All of lore.kernel.org
 help / color / mirror / Atom feed
From: Steven Sistare <steven.sistare@oracle.com>
To: Fam Zheng <fam.zheng@bytedance.com>
Cc: "Jason Zeng" <jason.zeng@linux.intel.com>,
	"Juan Quintela" <quintela@redhat.com>,
	"Eric Blake" <eblake@redhat.com>,
	"Michael S. Tsirkin" <mst@redhat.com>,
	qemu-devel@nongnu.org,
	"Dr. David Alan Gilbert" <dgilbert@redhat.com>,
	"Zheng Chuan" <zhengchuan@huawei.com>,
	"Alex Williamson" <alex.williamson@redhat.com>,
	"Paolo Bonzini" <pbonzini@redhat.com>,
	"Stefan Hajnoczi" <stefanha@redhat.com>,
	"Marc-André Lureau" <marcandre.lureau@redhat.com>,
	"Daniel P. Berrange" <berrange@redhat.com>,
	"Philippe Mathieu-Daudé" <philmd@redhat.com>,
	"Alex Bennée" <alex.bennee@linaro.org>,
	"Markus Armbruster" <armbru@redhat.com>
Subject: Re: [PATCH V6 21/27] vfio-pci: cpr part 3 (intx)
Date: Mon, 11 Apr 2022 12:23:50 -0400	[thread overview]
Message-ID: <f18cf0e7-bb4f-1b43-ee2b-5e00c0c282d6@oracle.com> (raw)
In-Reply-To: <20220329110326.GA447081@fam-dell>

On 3/29/2022 7:03 AM, Fam Zheng wrote:
> On 2021-08-06 14:43, Steve Sistare wrote:
>> Preserve vfio INTX state across cpr restart.  Preserve VFIOINTx fields as
>> follows:
>>   pin : Recover this from the vfio config in kernel space
>>   interrupt : Preserve its eventfd descriptor across exec.
>>   unmask : Ditto
>>   route.irq : This could perhaps be recovered in vfio_pci_post_load by
>>     calling pci_device_route_intx_to_irq(pin), whose implementation reads
>>     config space for a bridge device such as ich9.  However, there is no
>>     guarantee that the bridge vmstate is read before vfio vmstate.  Rather
>>     than fiddling with MigrationPriority for vmstate handlers, explicitly
>>     save route.irq in vfio vmstate.
>>   pending : save in vfio vmstate.
- - - -
## Task brief
List every VFIOINTx field named in the quoted patch description in the mailing list message above.

## Available data
- - - -
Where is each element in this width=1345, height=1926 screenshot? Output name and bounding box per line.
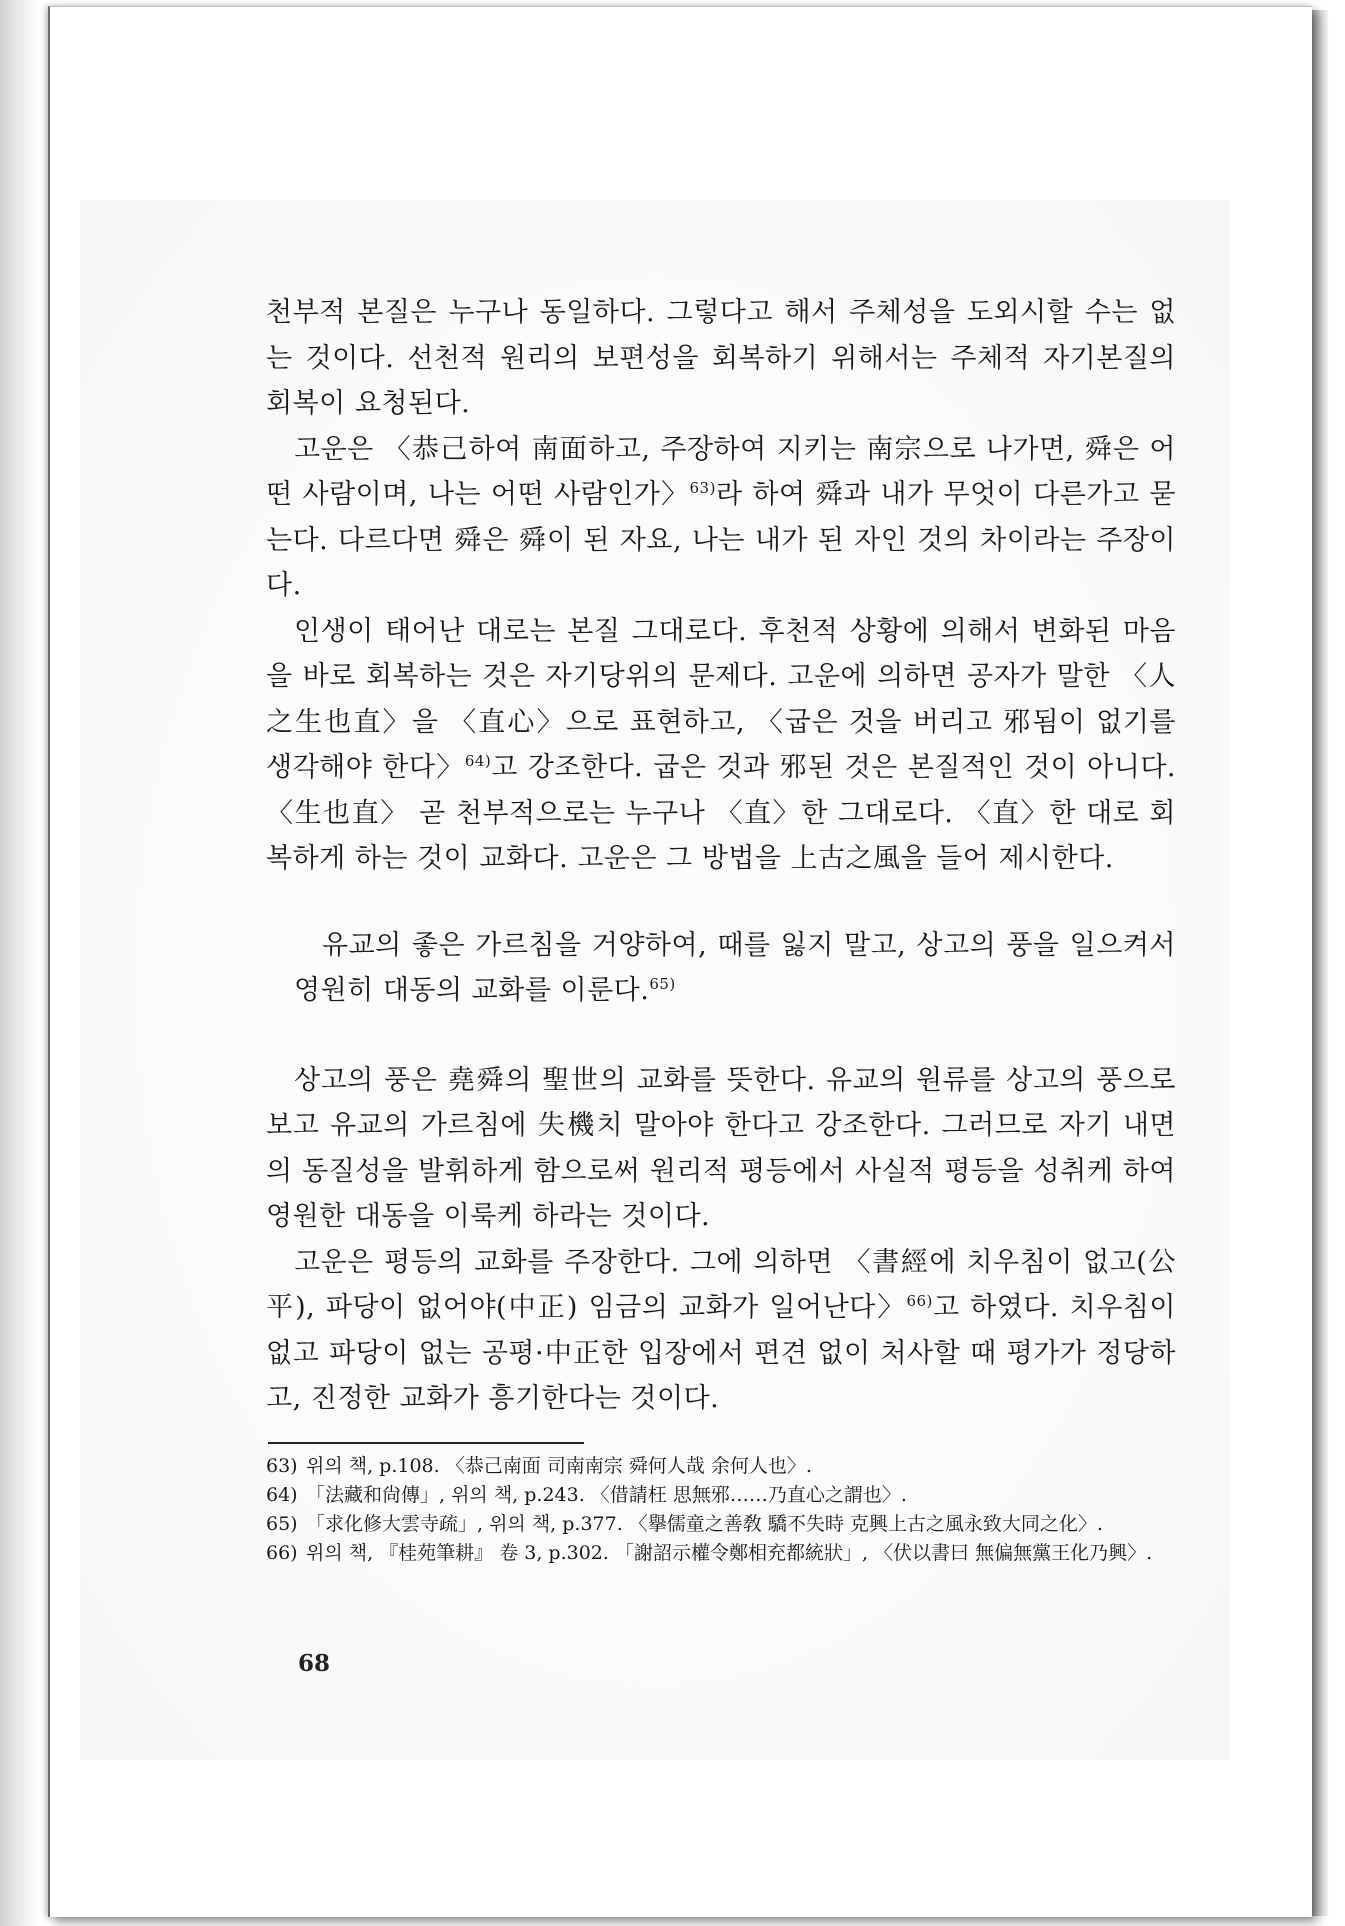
- - - -
## Completed exercise
pin, interrupt, unmask, route.irq, pending